Data entries for graphics:
◆ ◆ ◆ ◆ ◆

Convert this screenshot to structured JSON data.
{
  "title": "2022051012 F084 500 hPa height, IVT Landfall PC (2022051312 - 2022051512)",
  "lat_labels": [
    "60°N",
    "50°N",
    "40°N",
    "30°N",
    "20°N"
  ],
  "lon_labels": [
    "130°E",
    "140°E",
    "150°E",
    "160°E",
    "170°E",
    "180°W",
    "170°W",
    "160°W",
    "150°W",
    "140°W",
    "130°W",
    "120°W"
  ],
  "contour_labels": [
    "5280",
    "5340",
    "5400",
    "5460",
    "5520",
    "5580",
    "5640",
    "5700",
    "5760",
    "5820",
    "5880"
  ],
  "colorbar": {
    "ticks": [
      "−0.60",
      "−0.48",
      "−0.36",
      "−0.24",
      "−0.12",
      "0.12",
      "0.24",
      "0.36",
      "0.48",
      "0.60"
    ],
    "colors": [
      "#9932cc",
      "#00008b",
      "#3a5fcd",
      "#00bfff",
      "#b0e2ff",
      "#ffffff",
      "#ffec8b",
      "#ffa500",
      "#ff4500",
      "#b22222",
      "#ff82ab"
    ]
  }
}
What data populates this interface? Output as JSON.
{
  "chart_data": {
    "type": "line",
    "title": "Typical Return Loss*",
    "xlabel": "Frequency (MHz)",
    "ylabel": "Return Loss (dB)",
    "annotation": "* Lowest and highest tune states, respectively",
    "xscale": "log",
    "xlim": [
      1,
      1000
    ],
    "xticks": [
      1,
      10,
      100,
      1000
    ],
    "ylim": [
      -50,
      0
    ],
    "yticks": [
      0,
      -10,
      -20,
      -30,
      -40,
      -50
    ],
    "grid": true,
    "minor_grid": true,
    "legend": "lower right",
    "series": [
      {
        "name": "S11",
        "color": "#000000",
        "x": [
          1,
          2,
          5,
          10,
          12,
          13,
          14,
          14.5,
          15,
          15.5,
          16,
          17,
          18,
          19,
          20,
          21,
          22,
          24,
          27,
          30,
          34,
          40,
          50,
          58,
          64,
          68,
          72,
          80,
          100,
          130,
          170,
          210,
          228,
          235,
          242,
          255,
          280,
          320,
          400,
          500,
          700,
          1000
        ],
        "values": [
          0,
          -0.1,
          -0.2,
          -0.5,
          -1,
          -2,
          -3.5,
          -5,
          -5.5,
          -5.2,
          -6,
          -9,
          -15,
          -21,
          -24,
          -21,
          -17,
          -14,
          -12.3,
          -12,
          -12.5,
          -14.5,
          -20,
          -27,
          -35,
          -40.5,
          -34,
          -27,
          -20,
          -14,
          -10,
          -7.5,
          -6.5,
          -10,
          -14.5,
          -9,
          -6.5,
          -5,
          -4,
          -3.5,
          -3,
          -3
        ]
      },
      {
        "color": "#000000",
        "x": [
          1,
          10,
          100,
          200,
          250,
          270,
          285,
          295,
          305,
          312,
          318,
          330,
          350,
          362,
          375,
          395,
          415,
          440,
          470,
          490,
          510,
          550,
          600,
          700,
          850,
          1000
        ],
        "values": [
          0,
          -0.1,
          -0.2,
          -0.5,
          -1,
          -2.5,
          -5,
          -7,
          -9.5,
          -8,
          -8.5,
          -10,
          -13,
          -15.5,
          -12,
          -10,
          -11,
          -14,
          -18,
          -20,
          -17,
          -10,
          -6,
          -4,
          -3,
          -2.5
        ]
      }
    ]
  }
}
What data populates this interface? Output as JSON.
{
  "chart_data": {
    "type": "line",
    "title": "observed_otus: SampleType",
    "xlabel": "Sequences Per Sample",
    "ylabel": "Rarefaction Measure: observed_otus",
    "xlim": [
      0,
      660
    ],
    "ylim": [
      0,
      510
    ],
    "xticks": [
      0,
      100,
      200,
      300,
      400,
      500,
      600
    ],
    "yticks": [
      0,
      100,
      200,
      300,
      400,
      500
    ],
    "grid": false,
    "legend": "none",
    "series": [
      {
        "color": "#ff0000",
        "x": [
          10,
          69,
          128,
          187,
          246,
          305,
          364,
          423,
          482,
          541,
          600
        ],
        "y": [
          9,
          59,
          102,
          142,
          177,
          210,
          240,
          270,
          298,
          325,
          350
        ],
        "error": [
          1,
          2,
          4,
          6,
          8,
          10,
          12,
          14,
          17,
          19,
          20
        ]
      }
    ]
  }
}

◆ ◆ ◆ ◆ ◆

Write the material out again word for word.

• **Task output**
Convert this screenshot to structured JSON data.
{
  "title": "2022051012 F084 500 hPa height, IVT Landfall PC (2022051312 - 2022051512)",
  "lat_labels": [
    "60°N",
    "50°N",
    "40°N",
    "30°N",
    "20°N"
  ],
  "lon_labels": [
    "130°E",
    "140°E",
    "150°E",
    "160°E",
    "170°E",
    "180°W",
    "170°W",
    "160°W",
    "150°W",
    "140°W",
    "130°W",
    "120°W"
  ],
  "contour_labels": [
    "5280",
    "5340",
    "5400",
    "5460",
    "5520",
    "5580",
    "5640",
    "5700",
    "5760",
    "5820",
    "5880"
  ],
  "colorbar": {
    "ticks": [
      "−0.60",
      "−0.48",
      "−0.36",
      "−0.24",
      "−0.12",
      "0.12",
      "0.24",
      "0.36",
      "0.48",
      "0.60"
    ],
    "colors": [
      "#9932cc",
      "#00008b",
      "#3a5fcd",
      "#00bfff",
      "#b0e2ff",
      "#ffffff",
      "#ffec8b",
      "#ffa500",
      "#ff4500",
      "#b22222",
      "#ff82ab"
    ]
  }
}
What data populates this interface? Output as JSON.
{
  "chart_data": {
    "type": "line",
    "title": "Typical Return Loss*",
    "xlabel": "Frequency (MHz)",
    "ylabel": "Return Loss (dB)",
    "annotation": "* Lowest and highest tune states, respectively",
    "xscale": "log",
    "xlim": [
      1,
      1000
    ],
    "xticks": [
      1,
      10,
      100,
      1000
    ],
    "ylim": [
      -50,
      0
    ],
    "yticks": [
      0,
      -10,
      -20,
      -30,
      -40,
      -50
    ],
    "grid": true,
    "minor_grid": true,
    "legend": "lower right",
    "series": [
      {
        "name": "S11",
        "color": "#000000",
        "x": [
          1,
          2,
          5,
          10,
          12,
          13,
          14,
          14.5,
          15,
          15.5,
          16,
          17,
          18,
          19,
          20,
          21,
          22,
          24,
          27,
          30,
          34,
          40,
          50,
          58,
          64,
          68,
          72,
          80,
          100,
          130,
          170,
          210,
          228,
          235,
          242,
          255,
          280,
          320,
          400,
          500,
          700,
          1000
        ],
        "values": [
          0,
          -0.1,
          -0.2,
          -0.5,
          -1,
          -2,
          -3.5,
          -5,
          -5.5,
          -5.2,
          -6,
          -9,
          -15,
          -21,
          -24,
          -21,
          -17,
          -14,
          -12.3,
          -12,
          -12.5,
          -14.5,
          -20,
          -27,
          -35,
          -40.5,
          -34,
          -27,
          -20,
          -14,
          -10,
          -7.5,
          -6.5,
          -10,
          -14.5,
          -9,
          -6.5,
          -5,
          -4,
          -3.5,
          -3,
          -3
        ]
      },
      {
        "color": "#000000",
        "x": [
          1,
          10,
          100,
          200,
          250,
          270,
          285,
          295,
          305,
          312,
          318,
          330,
          350,
          362,
          375,
          395,
          415,
          440,
          470,
          490,
          510,
          550,
          600,
          700,
          850,
          1000
        ],
        "values": [
          0,
          -0.1,
          -0.2,
          -0.5,
          -1,
          -2.5,
          -5,
          -7,
          -9.5,
          -8,
          -8.5,
          -10,
          -13,
          -15.5,
          -12,
          -10,
          -11,
          -14,
          -18,
          -20,
          -17,
          -10,
          -6,
          -4,
          -3,
          -2.5
        ]
      }
    ]
  }
}
What data populates this interface? Output as JSON.
{
  "chart_data": {
    "type": "line",
    "title": "observed_otus: SampleType",
    "xlabel": "Sequences Per Sample",
    "ylabel": "Rarefaction Measure: observed_otus",
    "xlim": [
      0,
      660
    ],
    "ylim": [
      0,
      510
    ],
    "xticks": [
      0,
      100,
      200,
      300,
      400,
      500,
      600
    ],
    "yticks": [
      0,
      100,
      200,
      300,
      400,
      500
    ],
    "grid": false,
    "legend": "none",
    "series": [
      {
        "color": "#ff0000",
        "x": [
          10,
          69,
          128,
          187,
          246,
          305,
          364,
          423,
          482,
          541,
          600
        ],
        "y": [
          9,
          59,
          102,
          142,
          177,
          210,
          240,
          270,
          298,
          325,
          350
        ],
        "error": [
          1,
          2,
          4,
          6,
          8,
          10,
          12,
          14,
          17,
          19,
          20
        ]
      }
    ]
  }
}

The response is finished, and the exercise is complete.